### Problem details:
How many lines in the entries below include the string "исследования"? Answer with the number only.

### Extracted data:
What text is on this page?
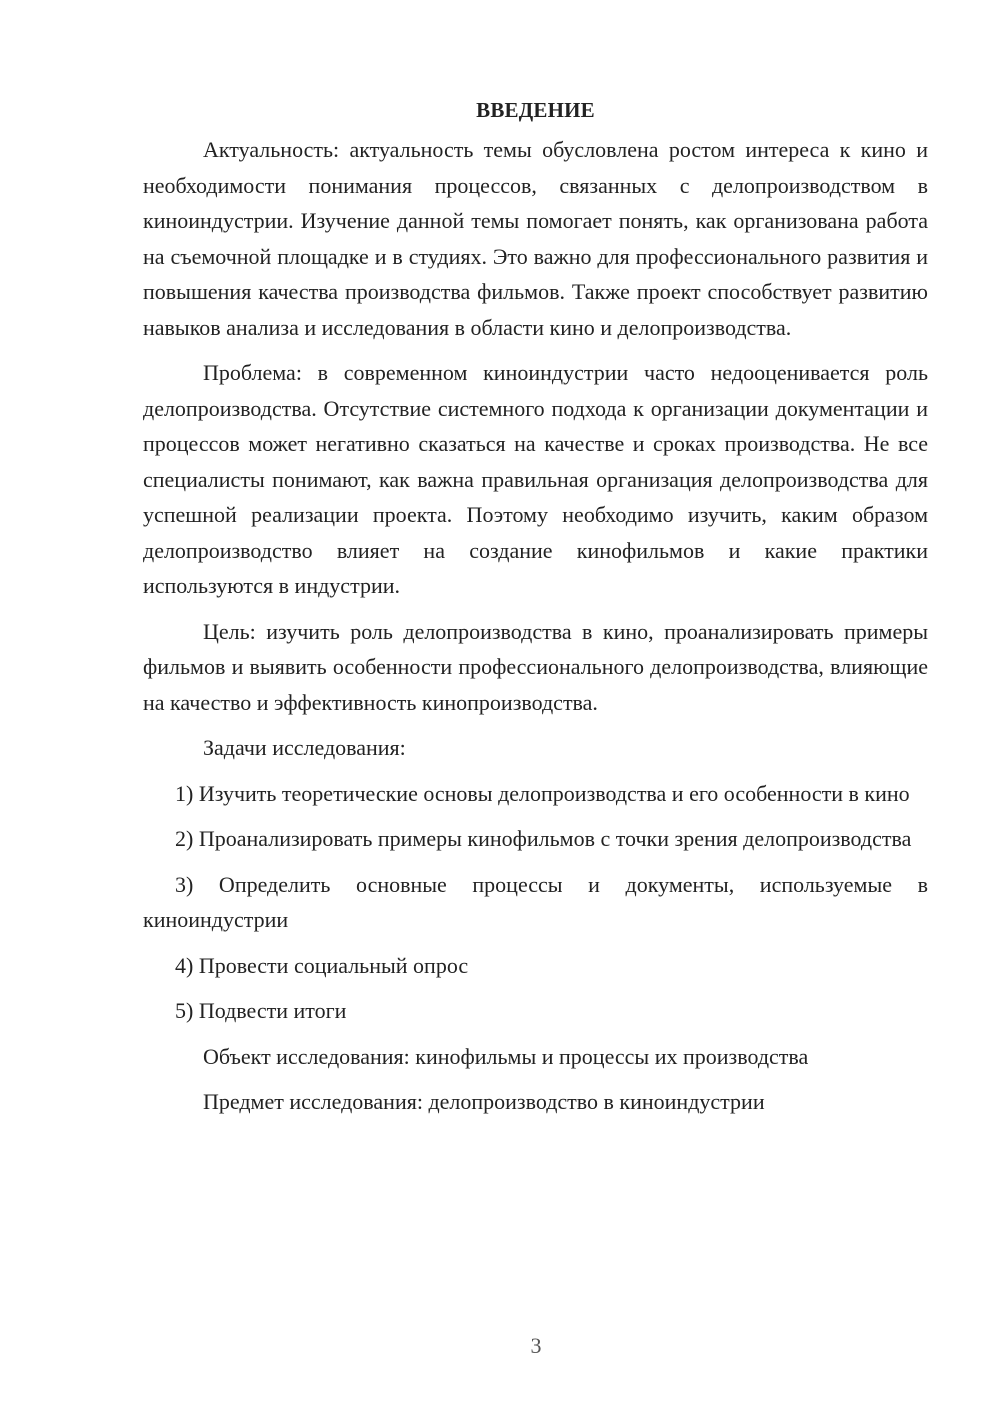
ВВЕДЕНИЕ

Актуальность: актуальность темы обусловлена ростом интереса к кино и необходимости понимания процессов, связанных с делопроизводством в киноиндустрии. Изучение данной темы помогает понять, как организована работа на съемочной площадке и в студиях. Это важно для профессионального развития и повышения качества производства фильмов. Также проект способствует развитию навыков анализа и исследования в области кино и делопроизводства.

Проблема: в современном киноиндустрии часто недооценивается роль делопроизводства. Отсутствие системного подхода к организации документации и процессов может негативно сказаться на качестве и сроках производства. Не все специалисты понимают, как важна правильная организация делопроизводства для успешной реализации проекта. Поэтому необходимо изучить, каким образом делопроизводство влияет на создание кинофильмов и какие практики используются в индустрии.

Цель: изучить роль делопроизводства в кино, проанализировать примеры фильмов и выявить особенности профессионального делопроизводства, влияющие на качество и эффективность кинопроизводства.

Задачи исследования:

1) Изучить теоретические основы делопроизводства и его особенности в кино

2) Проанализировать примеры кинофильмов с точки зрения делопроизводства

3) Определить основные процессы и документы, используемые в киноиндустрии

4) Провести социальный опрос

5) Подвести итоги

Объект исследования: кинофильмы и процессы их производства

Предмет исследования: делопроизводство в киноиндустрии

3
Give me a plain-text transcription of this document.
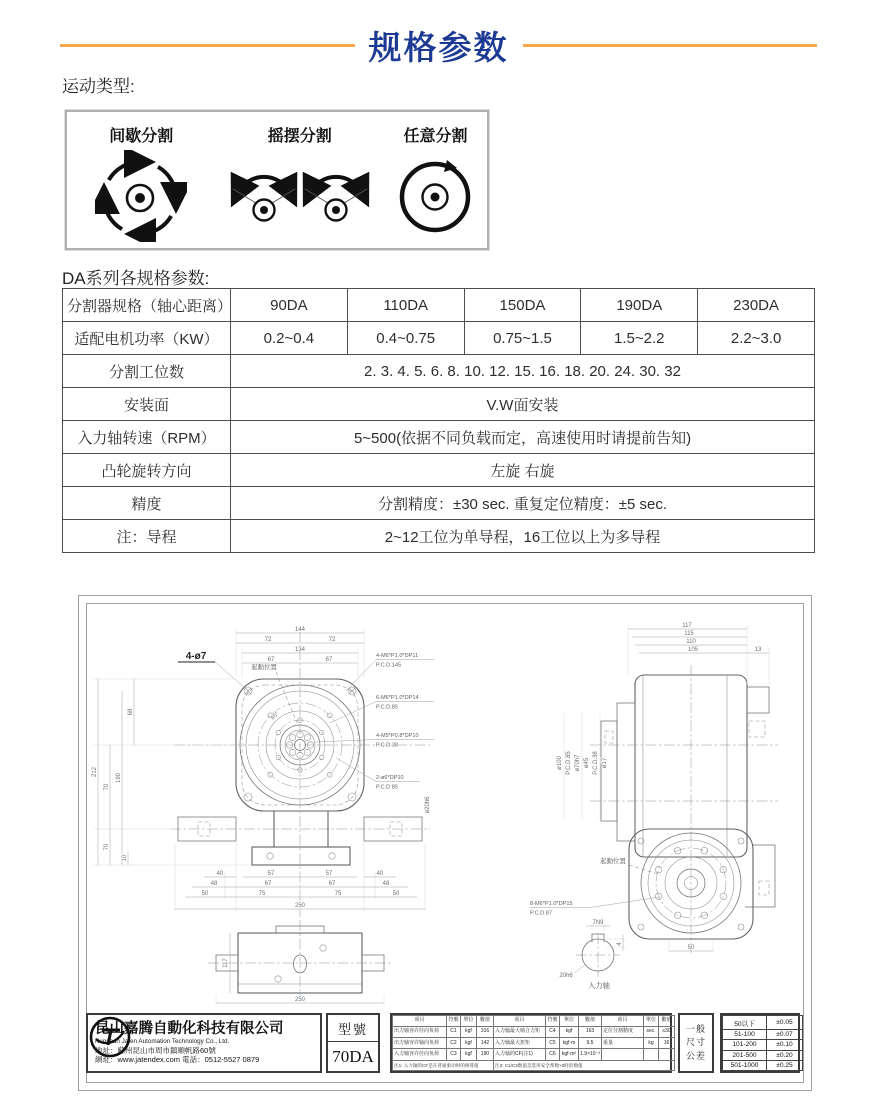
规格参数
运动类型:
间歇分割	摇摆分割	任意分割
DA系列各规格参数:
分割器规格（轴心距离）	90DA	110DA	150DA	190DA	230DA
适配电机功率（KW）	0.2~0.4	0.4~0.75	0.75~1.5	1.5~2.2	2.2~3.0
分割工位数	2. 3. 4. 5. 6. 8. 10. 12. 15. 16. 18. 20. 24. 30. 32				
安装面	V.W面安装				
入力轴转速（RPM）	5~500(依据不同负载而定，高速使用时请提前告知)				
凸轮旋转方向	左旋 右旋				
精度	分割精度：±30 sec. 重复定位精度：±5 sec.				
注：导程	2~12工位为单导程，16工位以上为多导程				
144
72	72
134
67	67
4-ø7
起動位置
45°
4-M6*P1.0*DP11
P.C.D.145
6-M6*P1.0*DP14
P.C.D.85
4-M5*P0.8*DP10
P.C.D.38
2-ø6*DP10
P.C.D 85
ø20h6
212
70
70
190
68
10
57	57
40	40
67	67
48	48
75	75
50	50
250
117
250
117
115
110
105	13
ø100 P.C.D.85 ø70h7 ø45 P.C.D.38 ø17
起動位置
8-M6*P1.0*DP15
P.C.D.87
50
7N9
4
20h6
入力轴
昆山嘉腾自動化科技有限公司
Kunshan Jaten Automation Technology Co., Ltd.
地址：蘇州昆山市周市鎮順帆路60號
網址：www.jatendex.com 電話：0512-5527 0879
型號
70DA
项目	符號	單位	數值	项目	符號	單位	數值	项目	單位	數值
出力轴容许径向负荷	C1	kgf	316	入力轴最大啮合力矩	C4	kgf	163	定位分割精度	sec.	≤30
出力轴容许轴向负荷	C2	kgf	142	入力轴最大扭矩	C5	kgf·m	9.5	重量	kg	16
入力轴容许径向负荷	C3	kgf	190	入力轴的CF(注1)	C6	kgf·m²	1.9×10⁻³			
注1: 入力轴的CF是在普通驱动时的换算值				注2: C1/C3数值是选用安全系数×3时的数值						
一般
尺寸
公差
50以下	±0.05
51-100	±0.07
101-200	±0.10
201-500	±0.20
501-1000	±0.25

--

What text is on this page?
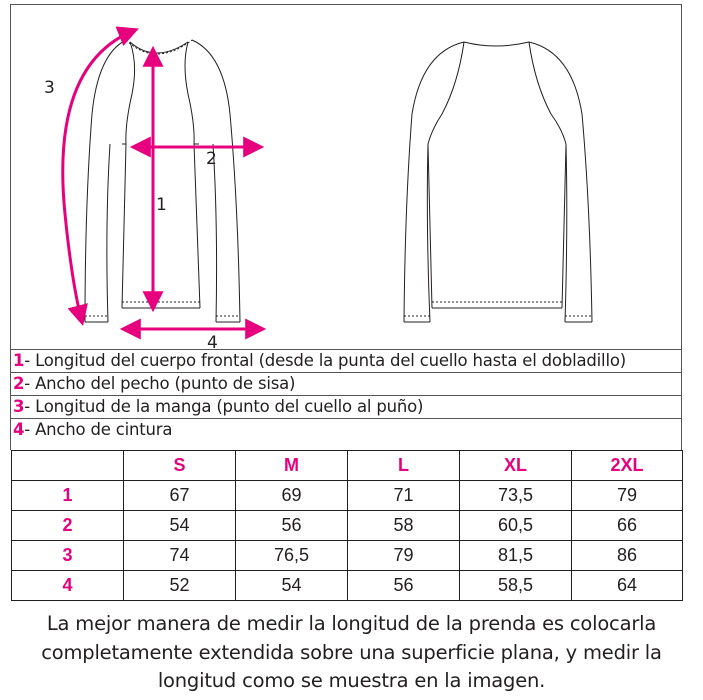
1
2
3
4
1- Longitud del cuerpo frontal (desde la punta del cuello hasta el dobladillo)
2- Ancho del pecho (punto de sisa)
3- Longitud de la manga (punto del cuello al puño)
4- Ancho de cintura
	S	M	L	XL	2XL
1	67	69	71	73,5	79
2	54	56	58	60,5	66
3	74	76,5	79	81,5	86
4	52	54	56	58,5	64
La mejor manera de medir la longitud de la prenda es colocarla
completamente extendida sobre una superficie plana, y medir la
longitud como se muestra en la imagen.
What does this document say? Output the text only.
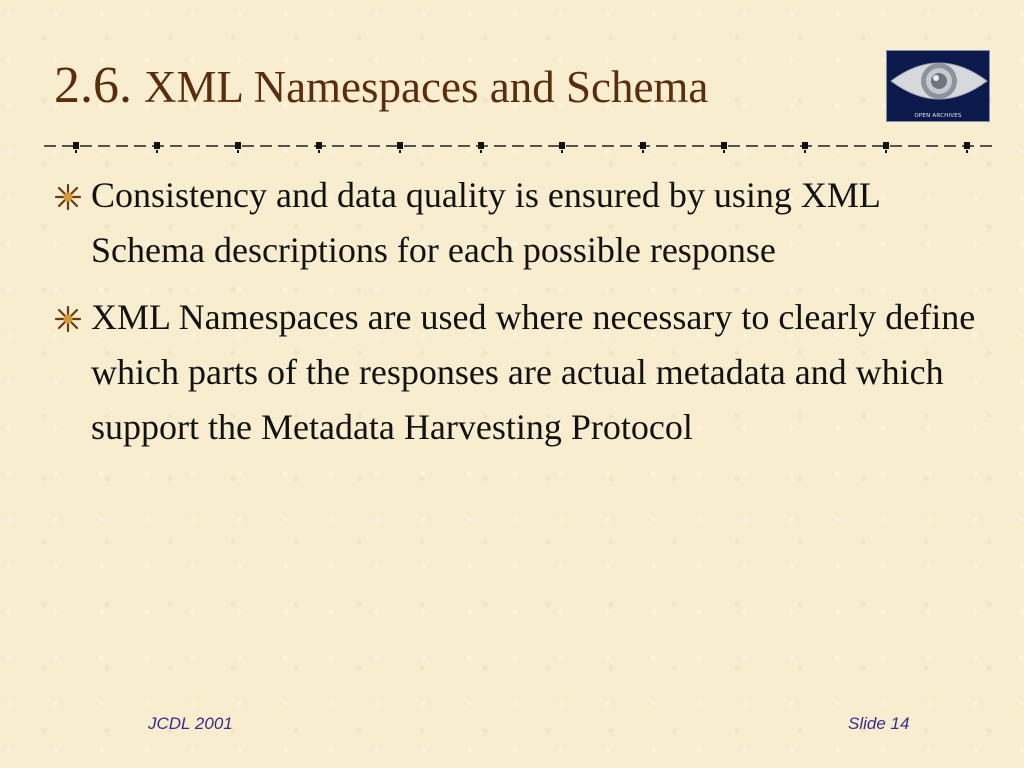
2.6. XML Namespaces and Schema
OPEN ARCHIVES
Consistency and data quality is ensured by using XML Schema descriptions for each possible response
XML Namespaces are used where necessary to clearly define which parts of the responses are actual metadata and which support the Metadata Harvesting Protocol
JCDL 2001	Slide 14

### Answer to the exercise:
4